### GOAL OF THE EXERCISE
Locate each line in the records containing "JSON". Copy it.

### RECORDS TO USE

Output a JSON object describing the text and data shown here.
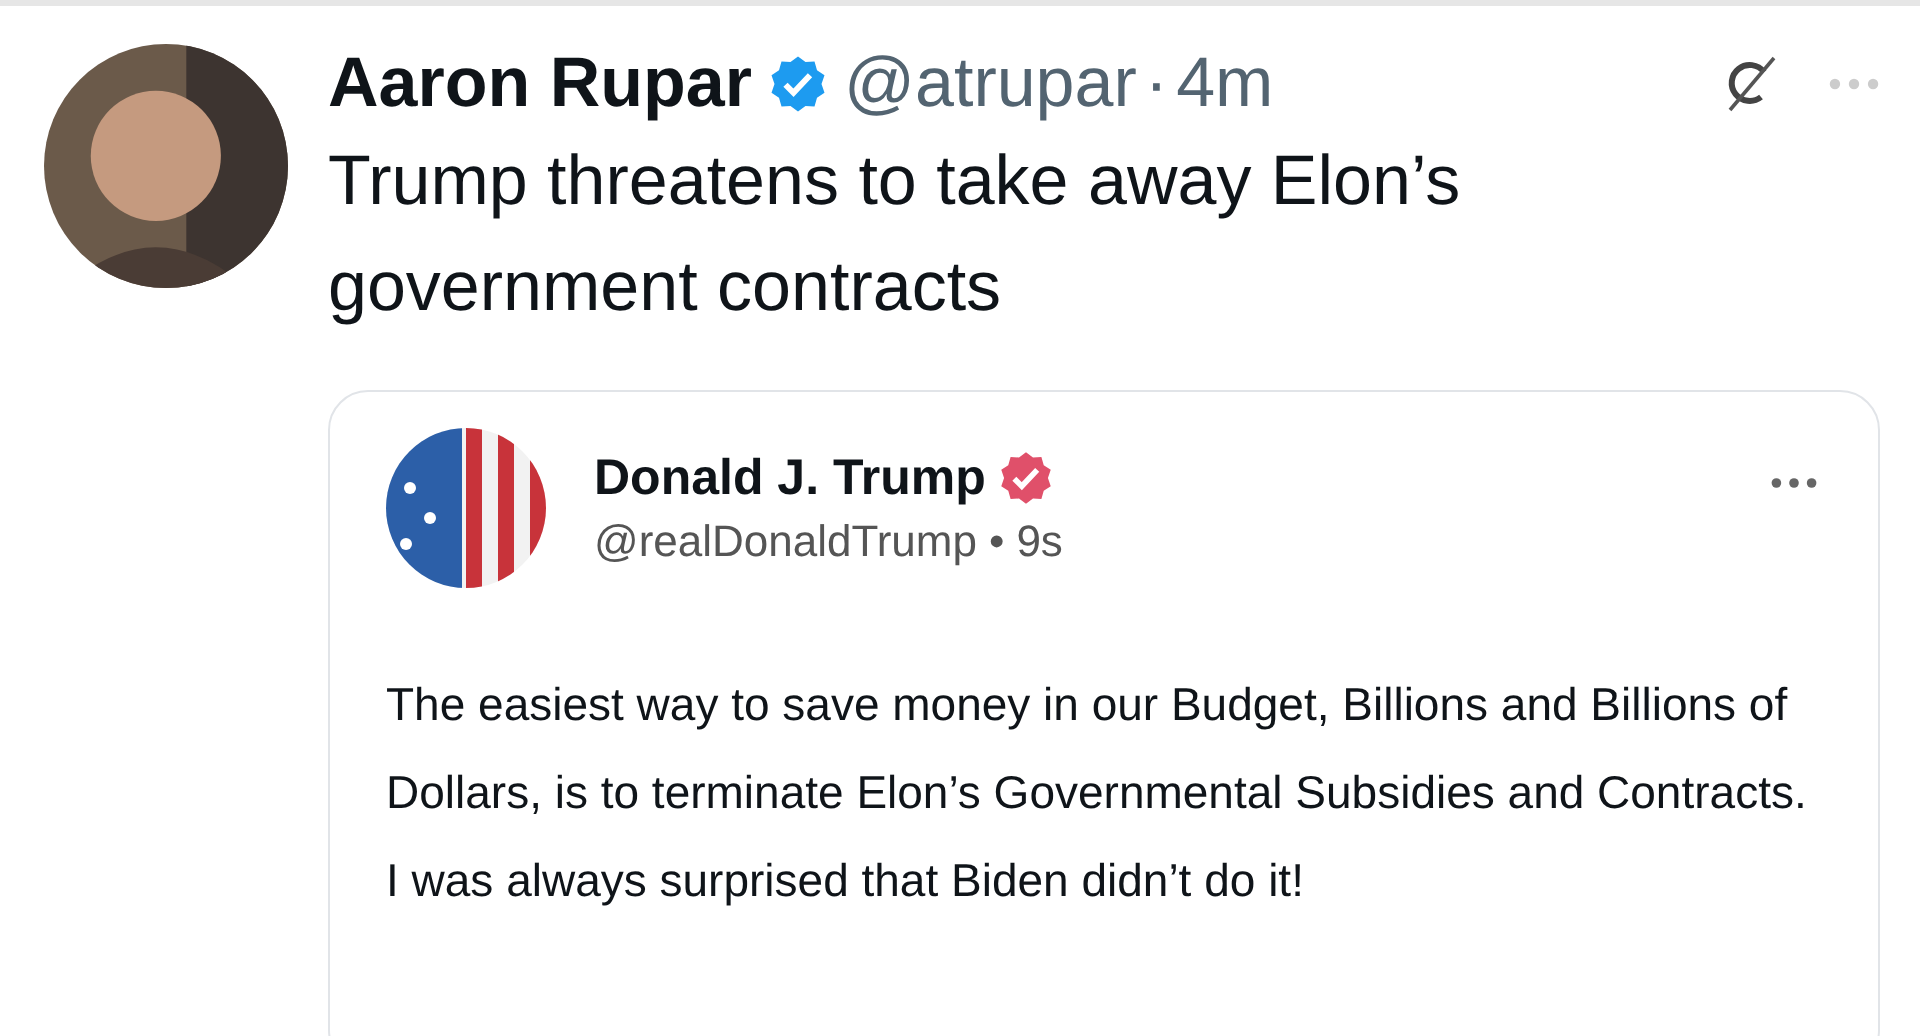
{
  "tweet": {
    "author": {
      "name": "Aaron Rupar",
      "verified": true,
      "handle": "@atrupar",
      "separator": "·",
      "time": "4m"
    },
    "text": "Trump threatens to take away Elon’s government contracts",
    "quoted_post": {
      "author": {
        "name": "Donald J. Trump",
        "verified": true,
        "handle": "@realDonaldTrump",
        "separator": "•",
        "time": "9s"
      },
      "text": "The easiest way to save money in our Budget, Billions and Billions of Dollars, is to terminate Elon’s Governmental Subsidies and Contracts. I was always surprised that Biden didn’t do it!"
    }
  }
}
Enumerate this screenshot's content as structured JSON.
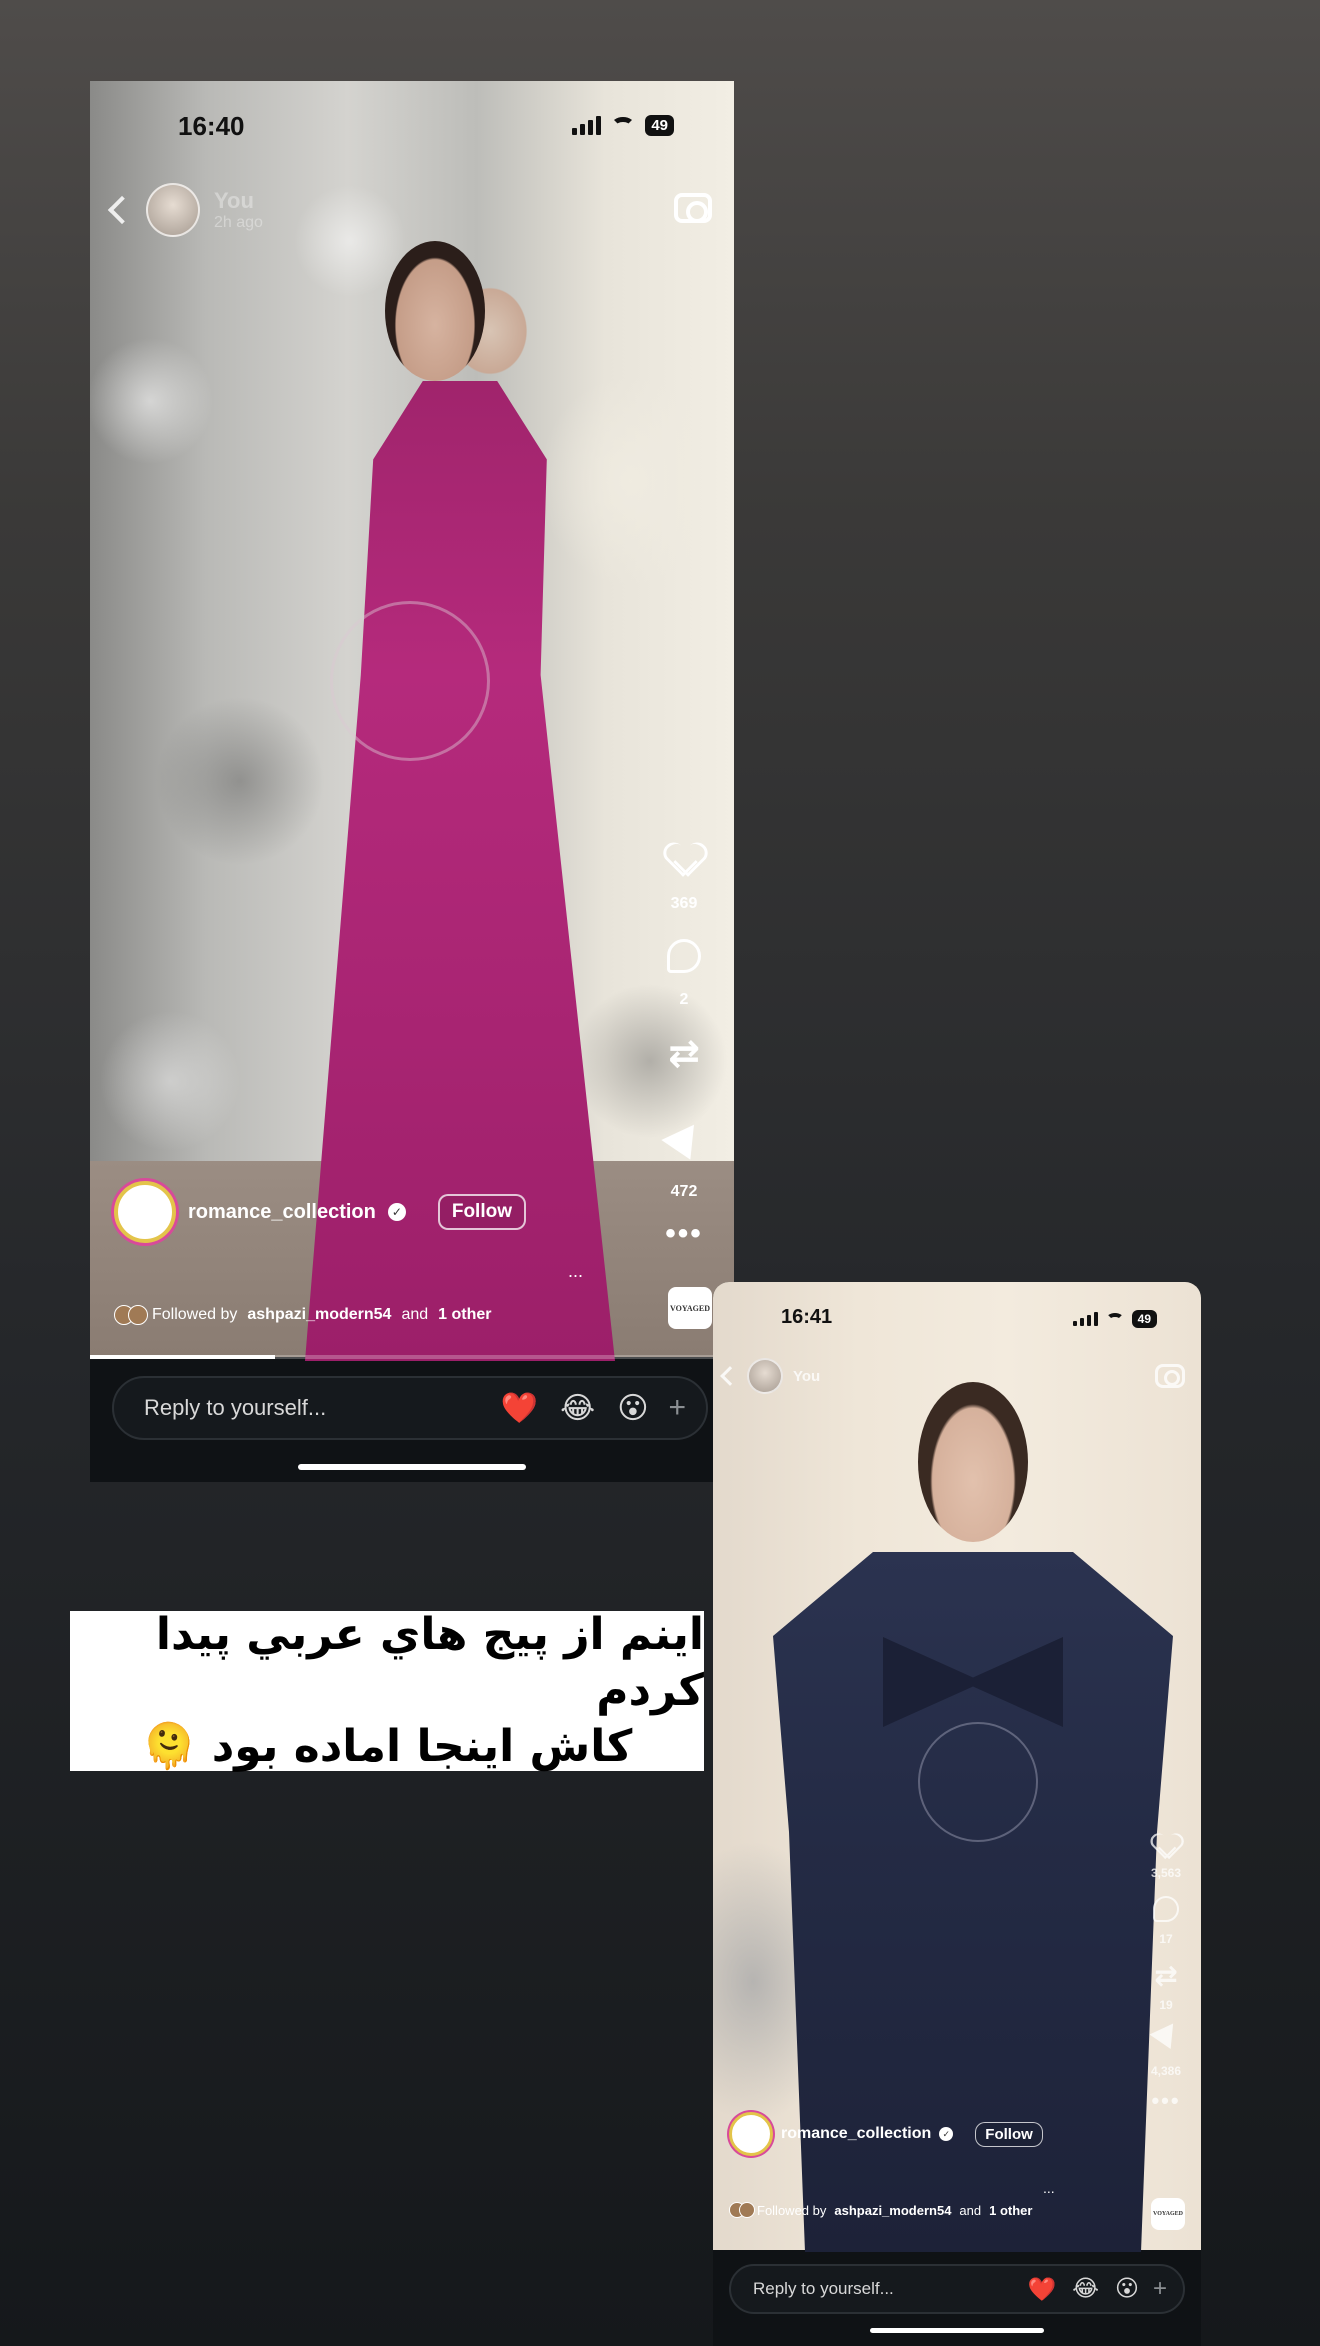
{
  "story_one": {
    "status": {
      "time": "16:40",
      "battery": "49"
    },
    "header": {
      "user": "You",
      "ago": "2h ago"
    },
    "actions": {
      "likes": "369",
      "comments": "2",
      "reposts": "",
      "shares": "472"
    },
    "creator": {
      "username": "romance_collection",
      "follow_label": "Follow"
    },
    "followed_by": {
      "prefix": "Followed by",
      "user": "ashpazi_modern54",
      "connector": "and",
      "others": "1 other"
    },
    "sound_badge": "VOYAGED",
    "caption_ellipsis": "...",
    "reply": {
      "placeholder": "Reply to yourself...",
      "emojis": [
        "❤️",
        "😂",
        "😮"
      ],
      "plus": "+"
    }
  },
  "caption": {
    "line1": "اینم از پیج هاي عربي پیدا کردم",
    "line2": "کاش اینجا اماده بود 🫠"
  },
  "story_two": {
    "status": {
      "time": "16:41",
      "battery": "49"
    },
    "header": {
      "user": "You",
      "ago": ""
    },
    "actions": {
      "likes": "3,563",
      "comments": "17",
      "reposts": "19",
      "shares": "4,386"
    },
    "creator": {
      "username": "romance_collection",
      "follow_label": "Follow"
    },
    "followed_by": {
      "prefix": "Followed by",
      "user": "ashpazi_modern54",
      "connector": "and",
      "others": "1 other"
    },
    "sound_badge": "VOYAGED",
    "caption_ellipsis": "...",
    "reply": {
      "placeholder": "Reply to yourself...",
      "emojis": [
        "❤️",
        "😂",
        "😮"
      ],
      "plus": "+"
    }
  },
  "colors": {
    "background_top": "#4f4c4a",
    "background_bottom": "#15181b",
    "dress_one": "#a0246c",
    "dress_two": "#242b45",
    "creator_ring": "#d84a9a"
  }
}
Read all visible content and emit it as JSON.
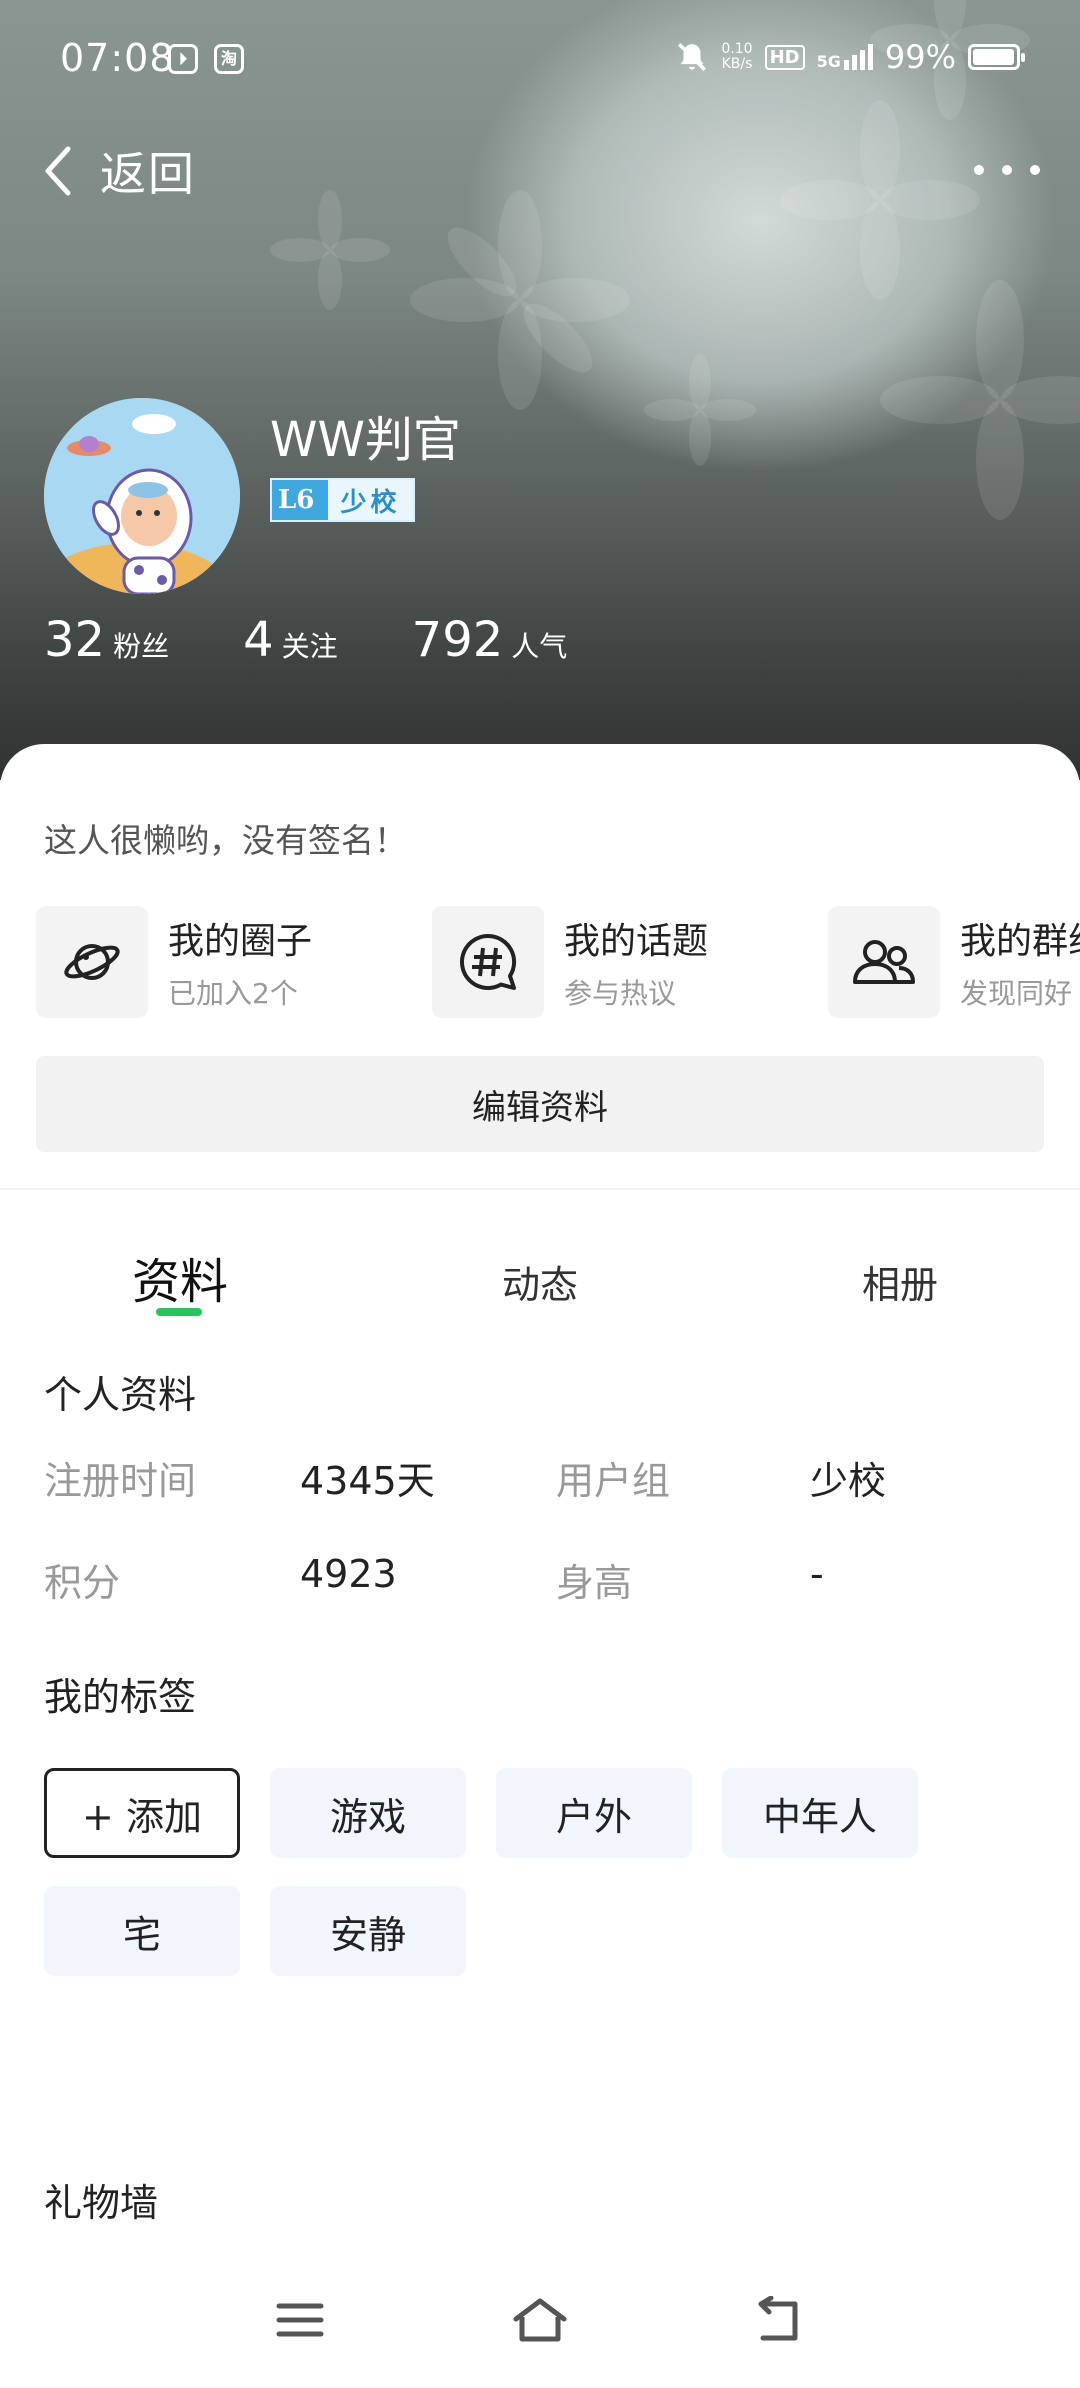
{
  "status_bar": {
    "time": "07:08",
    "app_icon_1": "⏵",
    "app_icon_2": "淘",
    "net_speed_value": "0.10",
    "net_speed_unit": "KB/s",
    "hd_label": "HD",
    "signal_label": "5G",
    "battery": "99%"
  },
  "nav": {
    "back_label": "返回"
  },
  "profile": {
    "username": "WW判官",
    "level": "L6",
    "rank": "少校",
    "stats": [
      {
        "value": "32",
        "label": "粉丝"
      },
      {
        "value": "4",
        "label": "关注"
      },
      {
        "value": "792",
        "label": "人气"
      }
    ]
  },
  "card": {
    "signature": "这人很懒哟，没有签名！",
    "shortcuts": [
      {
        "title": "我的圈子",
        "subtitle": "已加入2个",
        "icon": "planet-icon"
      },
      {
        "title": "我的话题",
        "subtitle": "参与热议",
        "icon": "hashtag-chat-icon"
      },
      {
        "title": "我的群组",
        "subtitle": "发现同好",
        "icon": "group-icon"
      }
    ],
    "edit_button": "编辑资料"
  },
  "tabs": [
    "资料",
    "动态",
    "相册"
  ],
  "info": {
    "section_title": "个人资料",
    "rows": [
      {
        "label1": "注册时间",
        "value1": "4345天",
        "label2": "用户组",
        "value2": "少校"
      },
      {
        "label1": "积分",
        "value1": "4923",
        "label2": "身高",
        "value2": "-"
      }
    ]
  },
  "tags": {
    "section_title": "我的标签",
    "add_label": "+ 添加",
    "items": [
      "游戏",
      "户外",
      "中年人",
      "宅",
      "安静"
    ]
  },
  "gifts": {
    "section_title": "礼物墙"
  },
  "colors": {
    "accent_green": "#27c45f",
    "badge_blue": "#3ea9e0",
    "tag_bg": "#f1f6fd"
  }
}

### SOLUTION BELOW
Output a JSON object describing the text and data shown here.
Enumerate this screenshot's content as structured JSON.
Read all visible content and emit it as JSON.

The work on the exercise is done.